Obiettivo dell'esercizio
Trascrivi dal testo sulla festa di San Giuseppe al Plesso Girgenti il passo che comincia con "L’atmosfera è stata" e prosegue fino a "la commozione generale.".

Testo del documento
<<<<

Le radici del cuore: al Plesso Girgenti trionfa l'identità e la tradizione di San Giuseppe
La scuola si conferma, ancora una volta, presidio fondamentale per la custodia della memoria storica e delle tradizioni locali. Lo scorso lunedì 16 marzo, il Plesso Girgenti ha vissuto una giornata di straordinaria intensità culturale ed educativa in occasione delle celebrazioni in onore di San Giuseppe, trasformando gli spazi didattici in un palcoscenico dove il passato ha incontrato il presente in un connubio perfetto tra dimensione spirituale e radici storiche del territorio.
L’atmosfera è stata resa vibrante dall'esibizione dei "Tamburinai di Baarìa", che con il loro ritmo ancestrale hanno richiamato l’attenzione e l’entusiasmo di tutti i presenti. Un momento di particolare orgoglio per l'istituto è stata la partecipazione, tra i componenti del gruppo, di un ex alunno della primaria Girgenti Ivan Buttitta, oggi studente della scuola secondaria di primo grado: un passaggio che testimonia la continuità dei valori tramandati anche tra i banchi. Come da antica consuetudine, la cerimonia ha preso ufficialmente il via con l’annuncio suggestivo e solenne di uno dei confratelli che ha dato inizio ai festeggiamenti tra la commozione generale.
La manifestazione è proseguita con un momento di grande impatto corale: l'intera scolaresca ha intonato un canto di benvenuto dedicato a San Giuseppe, sprigionando un'energia che ha coinvolto l'intera comunità. Il percorso didattico, curato con dedizione dalle insegnanti delle classi quarte e quinte, ha permesso agli alunni di farsi narratori consapevoli delle usanze locali. La padronanza scenica dei più grandi è stata affiancata dalla spontaneità degli alunni della scuola dell’infanzia; i bambini di cinque anni hanno emozionato profondamente i presenti, inclusi i rappresentanti della Confraternita del Patriarca San Giuseppe di Bagheria, declamando versi di rara dolcezza.

>>>>

Estratti delle righe
<<<<

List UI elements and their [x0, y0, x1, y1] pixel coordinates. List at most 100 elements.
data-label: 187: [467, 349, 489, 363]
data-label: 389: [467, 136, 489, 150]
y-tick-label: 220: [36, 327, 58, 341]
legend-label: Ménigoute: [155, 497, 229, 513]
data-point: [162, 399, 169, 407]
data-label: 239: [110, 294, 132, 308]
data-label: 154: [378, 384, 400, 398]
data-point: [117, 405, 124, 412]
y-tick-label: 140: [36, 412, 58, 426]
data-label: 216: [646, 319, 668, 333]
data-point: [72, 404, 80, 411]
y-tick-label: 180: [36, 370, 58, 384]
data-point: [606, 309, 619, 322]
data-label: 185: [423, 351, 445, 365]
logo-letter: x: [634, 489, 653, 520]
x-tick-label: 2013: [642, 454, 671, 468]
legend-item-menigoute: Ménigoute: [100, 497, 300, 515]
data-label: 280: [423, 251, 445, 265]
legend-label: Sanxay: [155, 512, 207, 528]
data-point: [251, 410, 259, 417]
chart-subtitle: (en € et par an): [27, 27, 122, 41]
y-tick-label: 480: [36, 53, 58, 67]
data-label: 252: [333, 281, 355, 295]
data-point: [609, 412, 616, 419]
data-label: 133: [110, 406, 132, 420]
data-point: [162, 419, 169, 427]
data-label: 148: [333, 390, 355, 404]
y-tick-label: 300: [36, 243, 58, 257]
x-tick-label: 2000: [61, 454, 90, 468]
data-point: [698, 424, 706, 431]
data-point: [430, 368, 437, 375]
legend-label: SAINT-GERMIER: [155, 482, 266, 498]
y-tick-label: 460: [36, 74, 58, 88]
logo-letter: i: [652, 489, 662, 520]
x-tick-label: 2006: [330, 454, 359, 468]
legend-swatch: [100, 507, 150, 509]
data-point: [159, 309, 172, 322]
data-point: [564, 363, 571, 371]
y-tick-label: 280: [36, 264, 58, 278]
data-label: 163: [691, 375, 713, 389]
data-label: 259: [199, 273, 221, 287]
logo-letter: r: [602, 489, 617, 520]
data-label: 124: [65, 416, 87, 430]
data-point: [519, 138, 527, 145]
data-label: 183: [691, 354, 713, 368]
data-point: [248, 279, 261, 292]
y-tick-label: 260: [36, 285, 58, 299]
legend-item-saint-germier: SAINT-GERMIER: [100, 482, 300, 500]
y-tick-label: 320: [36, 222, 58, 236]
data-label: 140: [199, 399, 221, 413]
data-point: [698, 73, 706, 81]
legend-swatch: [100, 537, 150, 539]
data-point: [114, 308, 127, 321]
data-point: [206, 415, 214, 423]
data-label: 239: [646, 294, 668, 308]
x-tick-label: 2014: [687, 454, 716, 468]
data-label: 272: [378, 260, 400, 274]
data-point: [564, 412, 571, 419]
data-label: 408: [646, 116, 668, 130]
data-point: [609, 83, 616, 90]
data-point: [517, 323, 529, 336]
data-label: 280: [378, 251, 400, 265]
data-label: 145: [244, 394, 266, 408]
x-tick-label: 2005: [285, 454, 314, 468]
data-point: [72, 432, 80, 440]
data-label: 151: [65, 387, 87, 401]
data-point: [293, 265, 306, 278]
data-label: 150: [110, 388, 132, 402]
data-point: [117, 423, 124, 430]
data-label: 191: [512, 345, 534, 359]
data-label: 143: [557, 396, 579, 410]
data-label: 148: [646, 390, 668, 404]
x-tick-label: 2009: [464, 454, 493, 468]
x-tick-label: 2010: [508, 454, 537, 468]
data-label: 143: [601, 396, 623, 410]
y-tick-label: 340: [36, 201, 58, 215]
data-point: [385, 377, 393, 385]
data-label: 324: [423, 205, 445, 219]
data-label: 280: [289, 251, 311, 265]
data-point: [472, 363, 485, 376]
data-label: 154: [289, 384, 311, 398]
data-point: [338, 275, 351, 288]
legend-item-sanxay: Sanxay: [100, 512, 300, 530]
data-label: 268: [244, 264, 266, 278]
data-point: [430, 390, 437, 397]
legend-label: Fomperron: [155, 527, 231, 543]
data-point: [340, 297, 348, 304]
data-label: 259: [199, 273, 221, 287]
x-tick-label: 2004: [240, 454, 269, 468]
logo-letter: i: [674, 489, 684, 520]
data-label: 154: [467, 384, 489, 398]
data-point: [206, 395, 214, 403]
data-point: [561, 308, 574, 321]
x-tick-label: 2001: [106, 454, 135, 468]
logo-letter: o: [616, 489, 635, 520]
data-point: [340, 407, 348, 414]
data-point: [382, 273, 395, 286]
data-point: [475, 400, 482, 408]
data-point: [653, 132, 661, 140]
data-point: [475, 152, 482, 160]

>>>>

Risposta al compito
L’atmosfera è stata resa vibrante dall'esibizione dei "Tamburinai di Baarìa", che con il loro ritmo ancestrale hanno richiamato l’attenzione e l’entusiasmo di tutti i presenti. Un momento di particolare orgoglio per l'istituto è stata la partecipazione, tra i componenti del gruppo, di un ex alunno della primaria Girgenti Ivan Buttitta, oggi studente della scuola secondaria di primo grado: un passaggio che testimonia la continuità dei valori tramandati anche tra i banchi. Come da antica consuetudine, la cerimonia ha preso ufficialmente il via con l’annuncio suggestivo e solenne di uno dei confratelli che ha dato inizio ai festeggiamenti tra la commozione generale.